▼

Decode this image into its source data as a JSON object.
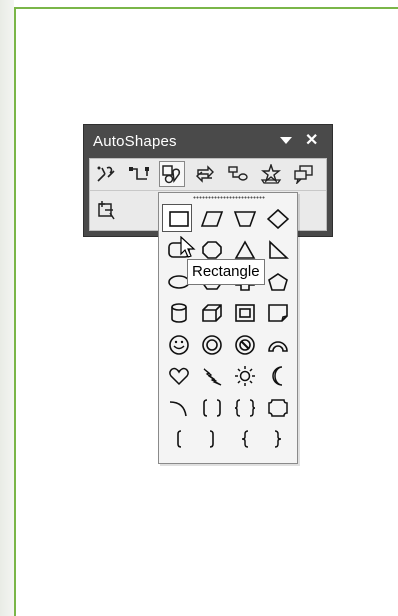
{
  "toolbar": {
    "title": "AutoShapes",
    "buttons_row1": [
      "lines-icon",
      "connectors-icon",
      "basic-shapes-icon",
      "block-arrows-icon",
      "flowchart-icon",
      "stars-and-banners-icon",
      "callouts-icon"
    ],
    "buttons_row2": [
      "more-autoshapes-icon"
    ],
    "active_button": "basic-shapes-icon"
  },
  "palette": {
    "selected_shape": "rectangle",
    "shapes": [
      "rectangle",
      "parallelogram",
      "trapezoid",
      "diamond",
      "rounded-rectangle",
      "octagon",
      "isosceles-triangle",
      "right-triangle",
      "oval",
      "hexagon",
      "cross",
      "pentagon",
      "can",
      "cube",
      "bevel",
      "folded-corner",
      "smiley-face",
      "donut",
      "no-symbol",
      "block-arc",
      "heart",
      "lightning-bolt",
      "sun",
      "moon",
      "arc",
      "double-bracket",
      "double-brace",
      "plaque",
      "left-bracket",
      "right-bracket",
      "left-brace",
      "right-brace"
    ]
  },
  "tooltip": {
    "text": "Rectangle"
  },
  "colors": {
    "toolbar": "#4a4a4a",
    "page_border": "#7ab648"
  }
}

▲

# [Task directions]
Only lines with the string "icon" belong in your answer; copy each one.

# [Result of the exercise]
      "lines-icon",
      "connectors-icon",
      "basic-shapes-icon",
      "block-arrows-icon",
      "flowchart-icon",
      "stars-and-banners-icon",
      "callouts-icon"
      "more-autoshapes-icon"
    "active_button": "basic-shapes-icon"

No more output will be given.